** RECORDS SUPPLIED **
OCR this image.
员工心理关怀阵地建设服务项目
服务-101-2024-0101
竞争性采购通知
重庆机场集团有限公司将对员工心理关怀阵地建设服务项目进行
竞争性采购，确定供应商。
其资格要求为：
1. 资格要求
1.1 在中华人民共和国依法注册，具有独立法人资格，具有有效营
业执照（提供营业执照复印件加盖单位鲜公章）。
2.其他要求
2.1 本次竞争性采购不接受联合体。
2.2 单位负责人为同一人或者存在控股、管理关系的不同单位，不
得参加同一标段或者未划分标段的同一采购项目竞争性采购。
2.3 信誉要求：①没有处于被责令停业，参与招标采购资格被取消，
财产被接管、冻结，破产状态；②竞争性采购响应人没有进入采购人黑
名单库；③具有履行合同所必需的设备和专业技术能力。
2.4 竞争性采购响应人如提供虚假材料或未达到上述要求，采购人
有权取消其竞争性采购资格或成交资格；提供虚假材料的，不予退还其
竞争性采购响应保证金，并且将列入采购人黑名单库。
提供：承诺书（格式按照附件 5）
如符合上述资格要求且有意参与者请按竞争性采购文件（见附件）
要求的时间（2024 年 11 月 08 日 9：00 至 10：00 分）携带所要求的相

* * *

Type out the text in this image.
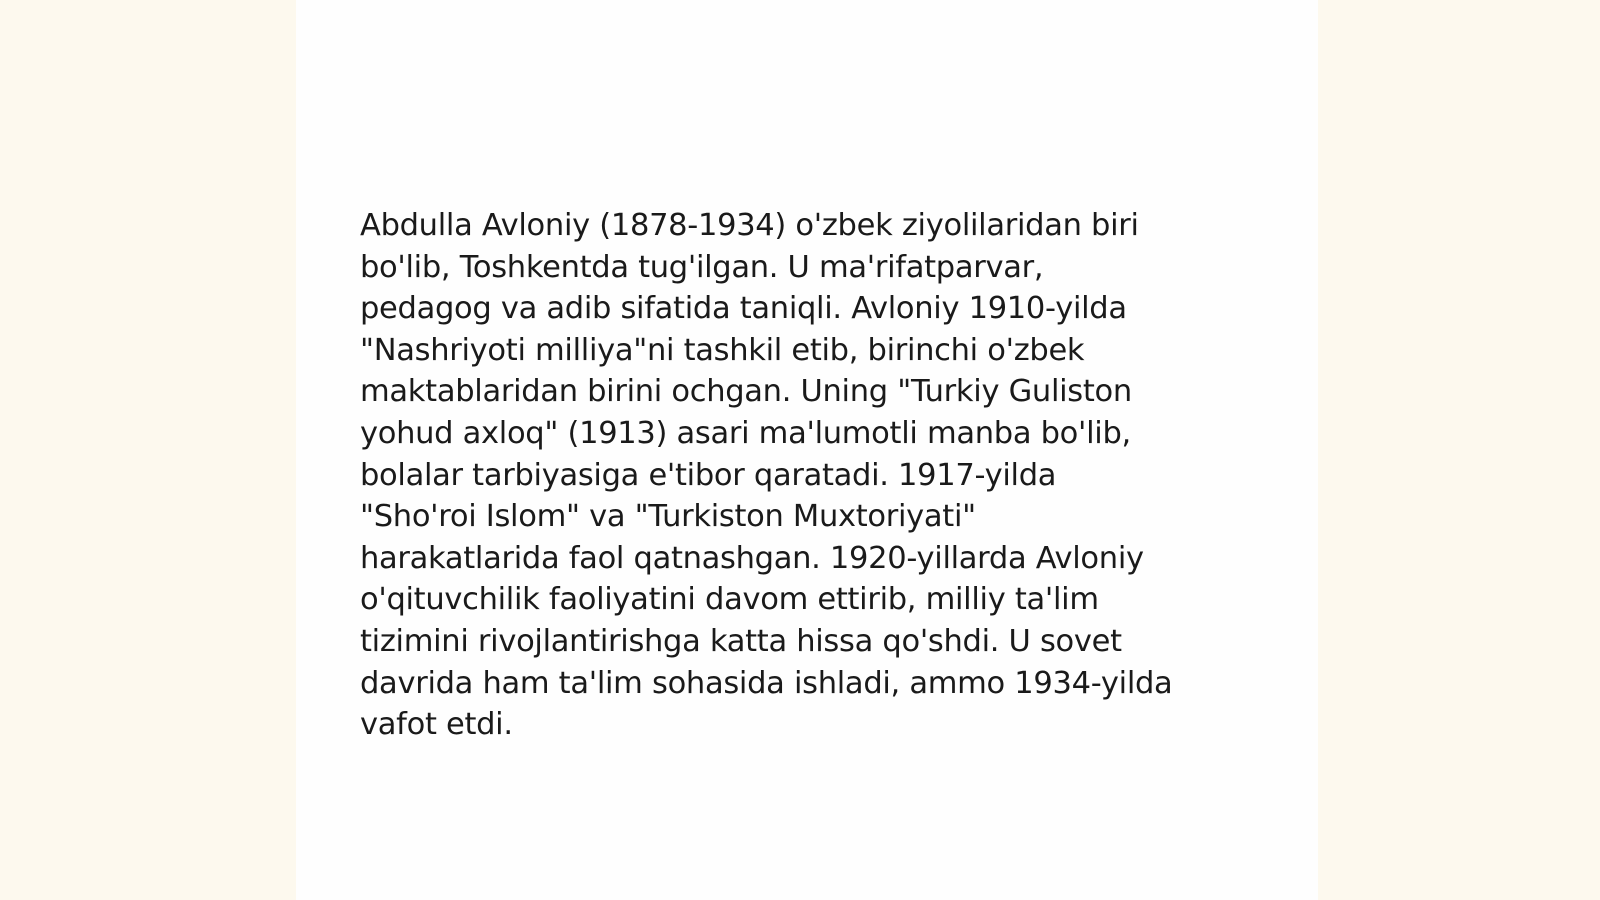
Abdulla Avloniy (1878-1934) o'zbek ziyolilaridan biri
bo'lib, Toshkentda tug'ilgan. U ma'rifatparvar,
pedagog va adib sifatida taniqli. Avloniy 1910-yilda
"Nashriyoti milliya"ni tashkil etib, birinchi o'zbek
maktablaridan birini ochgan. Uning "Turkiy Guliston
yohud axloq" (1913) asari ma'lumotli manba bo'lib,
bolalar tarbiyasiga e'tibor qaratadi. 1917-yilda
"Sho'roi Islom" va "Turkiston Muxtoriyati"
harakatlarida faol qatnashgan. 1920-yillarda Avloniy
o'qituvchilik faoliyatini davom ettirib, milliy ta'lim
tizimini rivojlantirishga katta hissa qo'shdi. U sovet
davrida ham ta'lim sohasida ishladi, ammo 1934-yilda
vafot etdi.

--

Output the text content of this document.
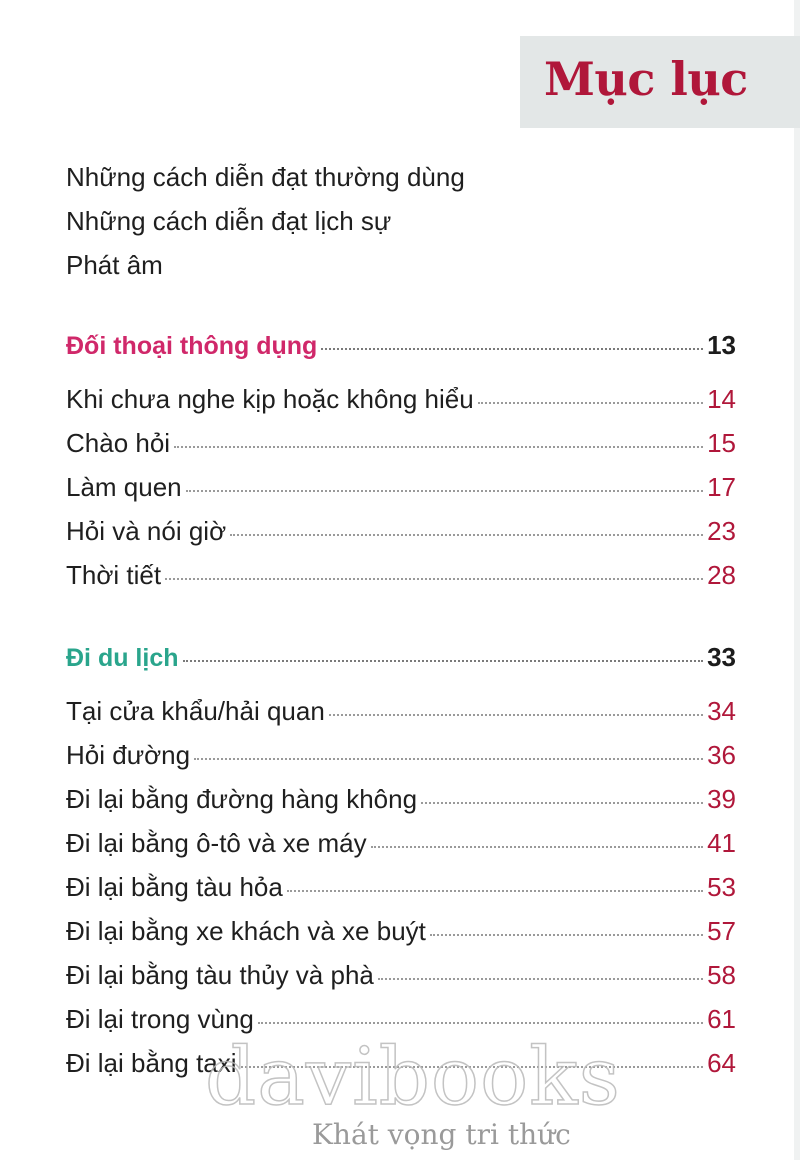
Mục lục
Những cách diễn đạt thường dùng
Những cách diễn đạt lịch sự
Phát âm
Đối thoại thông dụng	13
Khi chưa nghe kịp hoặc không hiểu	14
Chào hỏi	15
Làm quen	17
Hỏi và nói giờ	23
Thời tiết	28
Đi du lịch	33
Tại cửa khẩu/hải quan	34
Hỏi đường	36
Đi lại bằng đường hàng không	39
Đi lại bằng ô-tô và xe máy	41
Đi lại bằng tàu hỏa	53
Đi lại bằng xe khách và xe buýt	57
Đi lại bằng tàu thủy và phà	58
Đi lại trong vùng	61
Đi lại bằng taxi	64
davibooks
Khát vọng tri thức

** EXERCISE OBJECTIVE **
Select from the material above each line in which the string "text" appears, and list those lines.

** SOLUTION TO THE EXERCISE **
Type out the text in this image.
Output the text content of this document.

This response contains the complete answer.